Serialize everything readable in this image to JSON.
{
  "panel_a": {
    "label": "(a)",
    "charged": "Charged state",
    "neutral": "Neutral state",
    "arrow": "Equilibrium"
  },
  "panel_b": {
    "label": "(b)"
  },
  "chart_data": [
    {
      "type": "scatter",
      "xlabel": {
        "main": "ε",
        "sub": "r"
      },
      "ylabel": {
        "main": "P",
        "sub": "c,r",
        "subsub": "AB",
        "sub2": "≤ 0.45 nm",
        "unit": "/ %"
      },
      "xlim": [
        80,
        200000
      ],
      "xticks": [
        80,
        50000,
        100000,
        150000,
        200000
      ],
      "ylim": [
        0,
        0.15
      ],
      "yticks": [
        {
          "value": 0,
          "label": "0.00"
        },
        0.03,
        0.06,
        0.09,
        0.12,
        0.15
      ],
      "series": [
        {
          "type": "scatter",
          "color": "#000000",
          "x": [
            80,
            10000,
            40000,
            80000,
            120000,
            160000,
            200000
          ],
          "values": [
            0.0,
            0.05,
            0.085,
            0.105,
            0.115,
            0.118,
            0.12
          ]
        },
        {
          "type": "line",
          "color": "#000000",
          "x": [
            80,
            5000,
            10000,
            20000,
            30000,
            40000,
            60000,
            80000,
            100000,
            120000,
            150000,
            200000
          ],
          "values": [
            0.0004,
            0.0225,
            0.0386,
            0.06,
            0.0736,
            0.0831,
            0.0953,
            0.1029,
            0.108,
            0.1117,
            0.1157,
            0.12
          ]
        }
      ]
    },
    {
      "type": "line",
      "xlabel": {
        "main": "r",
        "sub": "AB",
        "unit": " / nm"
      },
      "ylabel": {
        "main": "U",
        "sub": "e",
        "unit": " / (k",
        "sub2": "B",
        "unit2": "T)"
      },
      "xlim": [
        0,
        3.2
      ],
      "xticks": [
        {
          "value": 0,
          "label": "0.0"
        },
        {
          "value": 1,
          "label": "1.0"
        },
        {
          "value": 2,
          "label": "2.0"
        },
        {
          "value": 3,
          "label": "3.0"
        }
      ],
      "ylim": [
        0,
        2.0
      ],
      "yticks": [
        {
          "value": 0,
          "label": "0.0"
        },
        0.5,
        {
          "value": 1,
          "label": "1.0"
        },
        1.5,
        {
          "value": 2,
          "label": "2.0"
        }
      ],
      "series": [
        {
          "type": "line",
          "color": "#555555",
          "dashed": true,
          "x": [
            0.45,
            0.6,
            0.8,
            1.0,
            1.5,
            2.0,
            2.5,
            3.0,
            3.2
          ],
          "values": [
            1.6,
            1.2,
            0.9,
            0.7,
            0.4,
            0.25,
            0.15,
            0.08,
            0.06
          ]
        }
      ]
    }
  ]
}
------------------------------------------------------------
Copy whichever lines in the listing above contain the word "state".

    "charged": "Charged state",
    "neutral": "Neutral state",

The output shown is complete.